What needs to be done
Quote, without change, all of the lines that follow.

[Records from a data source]
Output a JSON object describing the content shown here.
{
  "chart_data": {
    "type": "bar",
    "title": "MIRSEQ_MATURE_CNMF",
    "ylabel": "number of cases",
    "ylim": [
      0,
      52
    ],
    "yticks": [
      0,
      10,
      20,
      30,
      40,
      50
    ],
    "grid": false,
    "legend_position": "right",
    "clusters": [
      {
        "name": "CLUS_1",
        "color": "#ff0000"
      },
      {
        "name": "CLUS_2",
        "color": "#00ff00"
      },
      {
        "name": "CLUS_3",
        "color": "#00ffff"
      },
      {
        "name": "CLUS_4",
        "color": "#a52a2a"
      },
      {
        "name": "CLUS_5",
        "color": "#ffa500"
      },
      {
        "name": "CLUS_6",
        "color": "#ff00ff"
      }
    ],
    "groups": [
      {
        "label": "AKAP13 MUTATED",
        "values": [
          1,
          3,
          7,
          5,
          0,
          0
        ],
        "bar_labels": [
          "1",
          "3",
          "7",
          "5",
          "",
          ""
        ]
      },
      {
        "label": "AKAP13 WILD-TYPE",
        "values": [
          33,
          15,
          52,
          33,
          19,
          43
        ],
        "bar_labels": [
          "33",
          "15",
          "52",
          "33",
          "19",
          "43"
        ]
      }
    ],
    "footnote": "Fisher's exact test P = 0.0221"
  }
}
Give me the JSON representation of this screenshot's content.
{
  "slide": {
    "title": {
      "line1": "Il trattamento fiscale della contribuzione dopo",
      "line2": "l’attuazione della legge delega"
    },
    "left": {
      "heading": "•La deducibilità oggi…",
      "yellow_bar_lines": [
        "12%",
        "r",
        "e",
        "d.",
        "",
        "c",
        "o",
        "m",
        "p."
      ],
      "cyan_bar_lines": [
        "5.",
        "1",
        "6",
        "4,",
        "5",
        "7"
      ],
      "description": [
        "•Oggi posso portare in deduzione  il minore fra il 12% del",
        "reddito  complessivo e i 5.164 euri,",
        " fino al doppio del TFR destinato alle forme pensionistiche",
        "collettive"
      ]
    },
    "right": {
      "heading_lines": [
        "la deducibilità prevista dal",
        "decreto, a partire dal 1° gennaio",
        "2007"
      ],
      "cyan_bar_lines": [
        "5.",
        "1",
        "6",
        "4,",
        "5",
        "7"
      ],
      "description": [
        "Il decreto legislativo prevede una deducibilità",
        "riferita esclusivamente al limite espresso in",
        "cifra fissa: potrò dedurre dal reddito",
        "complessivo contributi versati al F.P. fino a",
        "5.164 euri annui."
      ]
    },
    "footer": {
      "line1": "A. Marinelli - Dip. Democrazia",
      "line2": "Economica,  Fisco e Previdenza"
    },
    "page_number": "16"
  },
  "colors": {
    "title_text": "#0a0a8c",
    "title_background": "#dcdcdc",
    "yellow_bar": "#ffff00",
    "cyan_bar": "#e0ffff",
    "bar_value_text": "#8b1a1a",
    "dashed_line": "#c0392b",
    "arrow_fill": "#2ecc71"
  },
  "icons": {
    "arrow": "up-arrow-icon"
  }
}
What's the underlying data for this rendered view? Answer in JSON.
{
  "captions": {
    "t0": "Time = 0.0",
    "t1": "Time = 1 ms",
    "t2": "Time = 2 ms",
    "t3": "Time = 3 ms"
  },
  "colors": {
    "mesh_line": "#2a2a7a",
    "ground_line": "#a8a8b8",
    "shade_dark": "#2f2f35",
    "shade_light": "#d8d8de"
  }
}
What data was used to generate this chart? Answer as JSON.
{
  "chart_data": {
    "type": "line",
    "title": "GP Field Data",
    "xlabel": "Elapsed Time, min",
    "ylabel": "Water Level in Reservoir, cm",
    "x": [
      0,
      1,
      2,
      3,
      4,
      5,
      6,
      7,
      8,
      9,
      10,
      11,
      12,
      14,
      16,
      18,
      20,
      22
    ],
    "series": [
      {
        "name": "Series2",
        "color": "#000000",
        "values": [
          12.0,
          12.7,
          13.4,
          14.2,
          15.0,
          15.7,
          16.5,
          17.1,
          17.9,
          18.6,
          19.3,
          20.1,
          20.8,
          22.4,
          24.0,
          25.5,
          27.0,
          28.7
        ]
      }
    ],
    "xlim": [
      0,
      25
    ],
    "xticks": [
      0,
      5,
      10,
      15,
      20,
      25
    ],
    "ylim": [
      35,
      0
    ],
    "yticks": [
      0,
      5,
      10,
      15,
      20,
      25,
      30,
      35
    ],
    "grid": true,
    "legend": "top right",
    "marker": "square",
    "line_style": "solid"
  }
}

Response to this task
Output a JSON object describing the content shown here.
{
  "chart_data": {
    "type": "bar",
    "title": "MIRSEQ_MATURE_CNMF",
    "ylabel": "number of cases",
    "ylim": [
      0,
      52
    ],
    "yticks": [
      0,
      10,
      20,
      30,
      40,
      50
    ],
    "grid": false,
    "legend_position": "right",
    "clusters": [
      {
        "name": "CLUS_1",
        "color": "#ff0000"
      },
      {
        "name": "CLUS_2",
        "color": "#00ff00"
      },
      {
        "name": "CLUS_3",
        "color": "#00ffff"
      },
      {
        "name": "CLUS_4",
        "color": "#a52a2a"
      },
      {
        "name": "CLUS_5",
        "color": "#ffa500"
      },
      {
        "name": "CLUS_6",
        "color": "#ff00ff"
      }
    ],
    "groups": [
      {
        "label": "AKAP13 MUTATED",
        "values": [
          1,
          3,
          7,
          5,
          0,
          0
        ],
        "bar_labels": [
          "1",
          "3",
          "7",
          "5",
          "",
          ""
        ]
      },
      {
        "label": "AKAP13 WILD-TYPE",
        "values": [
          33,
          15,
          52,
          33,
          19,
          43
        ],
        "bar_labels": [
          "33",
          "15",
          "52",
          "33",
          "19",
          "43"
        ]
      }
    ],
    "footnote": "Fisher's exact test P = 0.0221"
  }
}
Give me the JSON representation of this screenshot's content.
{
  "slide": {
    "title": {
      "line1": "Il trattamento fiscale della contribuzione dopo",
      "line2": "l’attuazione della legge delega"
    },
    "left": {
      "heading": "•La deducibilità oggi…",
      "yellow_bar_lines": [
        "12%",
        "r",
        "e",
        "d.",
        "",
        "c",
        "o",
        "m",
        "p."
      ],
      "cyan_bar_lines": [
        "5.",
        "1",
        "6",
        "4,",
        "5",
        "7"
      ],
      "description": [
        "•Oggi posso portare in deduzione  il minore fra il 12% del",
        "reddito  complessivo e i 5.164 euri,",
        " fino al doppio del TFR destinato alle forme pensionistiche",
        "collettive"
      ]
    },
    "right": {
      "heading_lines": [
        "la deducibilità prevista dal",
        "decreto, a partire dal 1° gennaio",
        "2007"
      ],
      "cyan_bar_lines": [
        "5.",
        "1",
        "6",
        "4,",
        "5",
        "7"
      ],
      "description": [
        "Il decreto legislativo prevede una deducibilità",
        "riferita esclusivamente al limite espresso in",
        "cifra fissa: potrò dedurre dal reddito",
        "complessivo contributi versati al F.P. fino a",
        "5.164 euri annui."
      ]
    },
    "footer": {
      "line1": "A. Marinelli - Dip. Democrazia",
      "line2": "Economica,  Fisco e Previdenza"
    },
    "page_number": "16"
  },
  "colors": {
    "title_text": "#0a0a8c",
    "title_background": "#dcdcdc",
    "yellow_bar": "#ffff00",
    "cyan_bar": "#e0ffff",
    "bar_value_text": "#8b1a1a",
    "dashed_line": "#c0392b",
    "arrow_fill": "#2ecc71"
  },
  "icons": {
    "arrow": "up-arrow-icon"
  }
}
What's the underlying data for this rendered view? Answer in JSON.
{
  "captions": {
    "t0": "Time = 0.0",
    "t1": "Time = 1 ms",
    "t2": "Time = 2 ms",
    "t3": "Time = 3 ms"
  },
  "colors": {
    "mesh_line": "#2a2a7a",
    "ground_line": "#a8a8b8",
    "shade_dark": "#2f2f35",
    "shade_light": "#d8d8de"
  }
}
What data was used to generate this chart? Answer as JSON.
{
  "chart_data": {
    "type": "line",
    "title": "GP Field Data",
    "xlabel": "Elapsed Time, min",
    "ylabel": "Water Level in Reservoir, cm",
    "x": [
      0,
      1,
      2,
      3,
      4,
      5,
      6,
      7,
      8,
      9,
      10,
      11,
      12,
      14,
      16,
      18,
      20,
      22
    ],
    "series": [
      {
        "name": "Series2",
        "color": "#000000",
        "values": [
          12.0,
          12.7,
          13.4,
          14.2,
          15.0,
          15.7,
          16.5,
          17.1,
          17.9,
          18.6,
          19.3,
          20.1,
          20.8,
          22.4,
          24.0,
          25.5,
          27.0,
          28.7
        ]
      }
    ],
    "xlim": [
      0,
      25
    ],
    "xticks": [
      0,
      5,
      10,
      15,
      20,
      25
    ],
    "ylim": [
      35,
      0
    ],
    "yticks": [
      0,
      5,
      10,
      15,
      20,
      25,
      30,
      35
    ],
    "grid": true,
    "legend": "top right",
    "marker": "square",
    "line_style": "solid"
  }
}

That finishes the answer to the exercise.